## [Required work]
Comb the records below for the string "Pace" and copy each line where it turns up.

### Dataset ###

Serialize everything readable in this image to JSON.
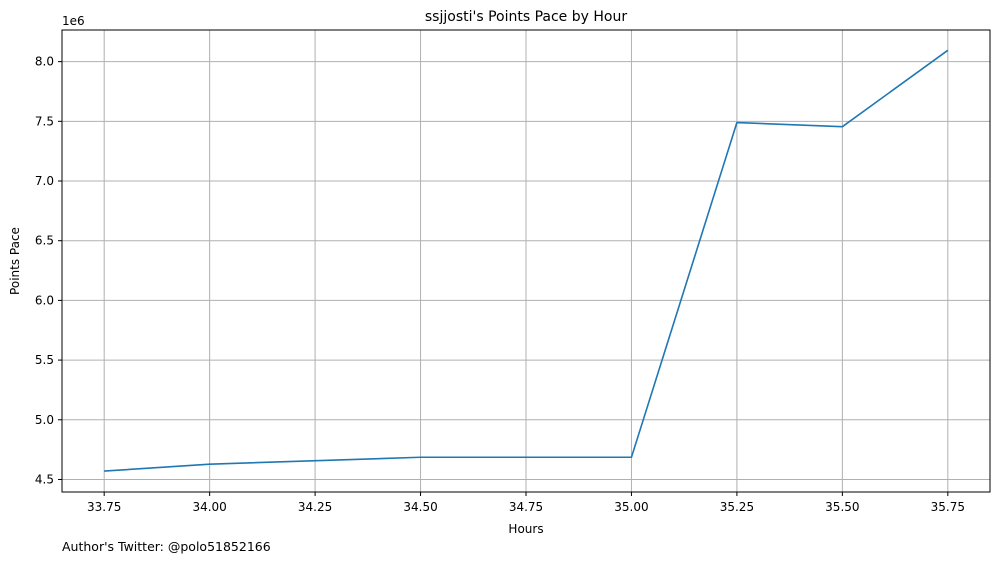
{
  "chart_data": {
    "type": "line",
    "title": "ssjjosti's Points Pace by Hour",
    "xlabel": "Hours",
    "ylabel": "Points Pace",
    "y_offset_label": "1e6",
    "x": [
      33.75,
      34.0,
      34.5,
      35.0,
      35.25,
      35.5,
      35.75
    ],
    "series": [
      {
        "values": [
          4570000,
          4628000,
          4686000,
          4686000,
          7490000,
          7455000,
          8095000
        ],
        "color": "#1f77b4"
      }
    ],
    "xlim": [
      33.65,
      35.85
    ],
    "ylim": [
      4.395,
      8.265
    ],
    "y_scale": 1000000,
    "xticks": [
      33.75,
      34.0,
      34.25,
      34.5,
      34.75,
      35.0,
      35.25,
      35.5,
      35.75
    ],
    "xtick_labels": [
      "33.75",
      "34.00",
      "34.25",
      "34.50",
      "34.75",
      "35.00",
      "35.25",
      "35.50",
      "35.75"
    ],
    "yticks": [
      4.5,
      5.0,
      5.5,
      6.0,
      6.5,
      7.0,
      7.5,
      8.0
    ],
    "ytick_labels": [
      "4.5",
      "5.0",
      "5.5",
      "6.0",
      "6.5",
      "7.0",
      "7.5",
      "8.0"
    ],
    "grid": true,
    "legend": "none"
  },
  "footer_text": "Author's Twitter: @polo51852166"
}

###
### Dataset ###

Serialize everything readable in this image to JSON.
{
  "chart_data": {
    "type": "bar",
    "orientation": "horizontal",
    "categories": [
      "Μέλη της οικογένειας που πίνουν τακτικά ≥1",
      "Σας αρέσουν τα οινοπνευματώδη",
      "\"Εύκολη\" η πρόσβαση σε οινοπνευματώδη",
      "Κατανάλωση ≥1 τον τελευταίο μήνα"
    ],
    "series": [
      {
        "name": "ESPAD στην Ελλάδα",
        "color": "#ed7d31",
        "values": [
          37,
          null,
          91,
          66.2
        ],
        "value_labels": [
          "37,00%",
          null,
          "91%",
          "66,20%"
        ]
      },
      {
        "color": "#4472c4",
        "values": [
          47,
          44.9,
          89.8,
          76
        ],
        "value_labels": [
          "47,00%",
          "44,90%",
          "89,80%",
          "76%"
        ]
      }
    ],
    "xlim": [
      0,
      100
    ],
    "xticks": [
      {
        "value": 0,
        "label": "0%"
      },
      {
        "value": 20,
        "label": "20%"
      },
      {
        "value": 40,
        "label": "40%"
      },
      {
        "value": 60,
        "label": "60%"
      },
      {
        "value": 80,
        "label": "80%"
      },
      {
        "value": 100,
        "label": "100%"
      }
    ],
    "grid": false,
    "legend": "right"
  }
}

###

## [Complete response]
    "title": "ssjjosti's Points Pace by Hour",
    "ylabel": "Points Pace",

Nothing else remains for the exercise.